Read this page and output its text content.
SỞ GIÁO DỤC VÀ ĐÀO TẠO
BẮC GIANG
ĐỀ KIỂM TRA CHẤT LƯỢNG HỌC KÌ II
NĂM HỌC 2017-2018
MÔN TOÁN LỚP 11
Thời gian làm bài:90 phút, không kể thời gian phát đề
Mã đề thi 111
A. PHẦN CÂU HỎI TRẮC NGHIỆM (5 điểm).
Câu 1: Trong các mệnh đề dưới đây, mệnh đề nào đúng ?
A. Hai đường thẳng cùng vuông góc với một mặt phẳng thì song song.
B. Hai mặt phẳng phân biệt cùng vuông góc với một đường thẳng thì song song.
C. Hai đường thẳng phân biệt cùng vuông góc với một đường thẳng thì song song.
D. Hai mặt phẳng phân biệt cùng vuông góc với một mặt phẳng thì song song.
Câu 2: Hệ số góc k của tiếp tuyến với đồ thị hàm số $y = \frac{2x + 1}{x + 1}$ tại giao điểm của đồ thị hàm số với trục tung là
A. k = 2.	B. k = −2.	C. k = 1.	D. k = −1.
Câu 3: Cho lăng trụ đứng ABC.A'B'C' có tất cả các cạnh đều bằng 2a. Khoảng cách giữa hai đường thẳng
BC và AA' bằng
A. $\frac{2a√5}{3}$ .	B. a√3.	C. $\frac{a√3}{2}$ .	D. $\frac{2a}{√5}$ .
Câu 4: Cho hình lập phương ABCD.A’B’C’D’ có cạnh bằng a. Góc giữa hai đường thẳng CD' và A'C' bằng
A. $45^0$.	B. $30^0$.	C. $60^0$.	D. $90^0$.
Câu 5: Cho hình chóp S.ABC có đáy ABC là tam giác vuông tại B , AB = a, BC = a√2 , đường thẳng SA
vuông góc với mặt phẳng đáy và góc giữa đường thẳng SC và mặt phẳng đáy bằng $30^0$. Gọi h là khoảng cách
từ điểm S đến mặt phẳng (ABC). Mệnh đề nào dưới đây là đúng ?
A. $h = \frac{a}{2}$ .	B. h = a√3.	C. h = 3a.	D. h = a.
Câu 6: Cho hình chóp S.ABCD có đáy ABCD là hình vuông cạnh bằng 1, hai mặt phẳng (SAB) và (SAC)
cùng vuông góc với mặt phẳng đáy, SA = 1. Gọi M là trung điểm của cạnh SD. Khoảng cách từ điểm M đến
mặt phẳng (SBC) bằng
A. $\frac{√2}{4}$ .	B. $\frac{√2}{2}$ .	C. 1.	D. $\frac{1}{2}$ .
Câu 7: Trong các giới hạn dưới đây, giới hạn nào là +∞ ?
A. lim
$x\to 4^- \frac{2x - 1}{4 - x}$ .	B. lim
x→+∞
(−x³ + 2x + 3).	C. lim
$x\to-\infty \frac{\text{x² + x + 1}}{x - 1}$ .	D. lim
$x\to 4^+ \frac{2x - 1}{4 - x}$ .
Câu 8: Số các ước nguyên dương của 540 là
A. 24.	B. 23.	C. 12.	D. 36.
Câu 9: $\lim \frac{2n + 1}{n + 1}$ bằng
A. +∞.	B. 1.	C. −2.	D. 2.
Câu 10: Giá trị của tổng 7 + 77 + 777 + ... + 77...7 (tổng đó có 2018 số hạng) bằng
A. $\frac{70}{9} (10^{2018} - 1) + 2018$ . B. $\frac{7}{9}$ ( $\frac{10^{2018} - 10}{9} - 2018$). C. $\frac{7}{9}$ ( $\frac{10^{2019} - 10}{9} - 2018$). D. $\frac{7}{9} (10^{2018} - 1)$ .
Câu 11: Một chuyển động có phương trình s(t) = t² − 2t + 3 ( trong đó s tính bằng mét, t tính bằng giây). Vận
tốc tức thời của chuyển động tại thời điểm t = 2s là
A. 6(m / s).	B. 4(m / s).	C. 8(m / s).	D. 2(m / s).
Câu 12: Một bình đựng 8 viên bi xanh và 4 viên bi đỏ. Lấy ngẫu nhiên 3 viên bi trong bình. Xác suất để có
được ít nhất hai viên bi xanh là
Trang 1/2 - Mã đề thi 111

####################

INSTRUCTIONS TO FOLLOW:
All of the material must be reproduced exactly.

WRITTEN ANSWER:
Read this page and output its text content.
SỞ GIÁO DỤC VÀ ĐÀO TẠO
BẮC GIANG
ĐỀ KIỂM TRA CHẤT LƯỢNG HỌC KÌ II
NĂM HỌC 2017-2018
MÔN TOÁN LỚP 11
Thời gian làm bài:90 phút, không kể thời gian phát đề
Mã đề thi 111
A. PHẦN CÂU HỎI TRẮC NGHIỆM (5 điểm).
Câu 1: Trong các mệnh đề dưới đây, mệnh đề nào đúng ?
A. Hai đường thẳng cùng vuông góc với một mặt phẳng thì song song.
B. Hai mặt phẳng phân biệt cùng vuông góc với một đường thẳng thì song song.
C. Hai đường thẳng phân biệt cùng vuông góc với một đường thẳng thì song song.
D. Hai mặt phẳng phân biệt cùng vuông góc với một mặt phẳng thì song song.
Câu 2: Hệ số góc k của tiếp tuyến với đồ thị hàm số $y = \frac{2x + 1}{x + 1}$ tại giao điểm của đồ thị hàm số với trục tung là
A. k = 2.	B. k = −2.	C. k = 1.	D. k = −1.
Câu 3: Cho lăng trụ đứng ABC.A'B'C' có tất cả các cạnh đều bằng 2a. Khoảng cách giữa hai đường thẳng
BC và AA' bằng
A. $\frac{2a√5}{3}$ .	B. a√3.	C. $\frac{a√3}{2}$ .	D. $\frac{2a}{√5}$ .
Câu 4: Cho hình lập phương ABCD.A’B’C’D’ có cạnh bằng a. Góc giữa hai đường thẳng CD' và A'C' bằng
A. $45^0$.	B. $30^0$.	C. $60^0$.	D. $90^0$.
Câu 5: Cho hình chóp S.ABC có đáy ABC là tam giác vuông tại B , AB = a, BC = a√2 , đường thẳng SA
vuông góc với mặt phẳng đáy và góc giữa đường thẳng SC và mặt phẳng đáy bằng $30^0$. Gọi h là khoảng cách
từ điểm S đến mặt phẳng (ABC). Mệnh đề nào dưới đây là đúng ?
A. $h = \frac{a}{2}$ .	B. h = a√3.	C. h = 3a.	D. h = a.
Câu 6: Cho hình chóp S.ABCD có đáy ABCD là hình vuông cạnh bằng 1, hai mặt phẳng (SAB) và (SAC)
cùng vuông góc với mặt phẳng đáy, SA = 1. Gọi M là trung điểm của cạnh SD. Khoảng cách từ điểm M đến
mặt phẳng (SBC) bằng
A. $\frac{√2}{4}$ .	B. $\frac{√2}{2}$ .	C. 1.	D. $\frac{1}{2}$ .
Câu 7: Trong các giới hạn dưới đây, giới hạn nào là +∞ ?
A. lim
$x\to 4^- \frac{2x - 1}{4 - x}$ .	B. lim
x→+∞
(−x³ + 2x + 3).	C. lim
$x\to-\infty \frac{\text{x² + x + 1}}{x - 1}$ .	D. lim
$x\to 4^+ \frac{2x - 1}{4 - x}$ .
Câu 8: Số các ước nguyên dương của 540 là
A. 24.	B. 23.	C. 12.	D. 36.
Câu 9: $\lim \frac{2n + 1}{n + 1}$ bằng
A. +∞.	B. 1.	C. −2.	D. 2.
Câu 10: Giá trị của tổng 7 + 77 + 777 + ... + 77...7 (tổng đó có 2018 số hạng) bằng
A. $\frac{70}{9} (10^{2018} - 1) + 2018$ . B. $\frac{7}{9}$ ( $\frac{10^{2018} - 10}{9} - 2018$). C. $\frac{7}{9}$ ( $\frac{10^{2019} - 10}{9} - 2018$). D. $\frac{7}{9} (10^{2018} - 1)$ .
Câu 11: Một chuyển động có phương trình s(t) = t² − 2t + 3 ( trong đó s tính bằng mét, t tính bằng giây). Vận
tốc tức thời của chuyển động tại thời điểm t = 2s là
A. 6(m / s).	B. 4(m / s).	C. 8(m / s).	D. 2(m / s).
Câu 12: Một bình đựng 8 viên bi xanh và 4 viên bi đỏ. Lấy ngẫu nhiên 3 viên bi trong bình. Xác suất để có
được ít nhất hai viên bi xanh là
Trang 1/2 - Mã đề thi 111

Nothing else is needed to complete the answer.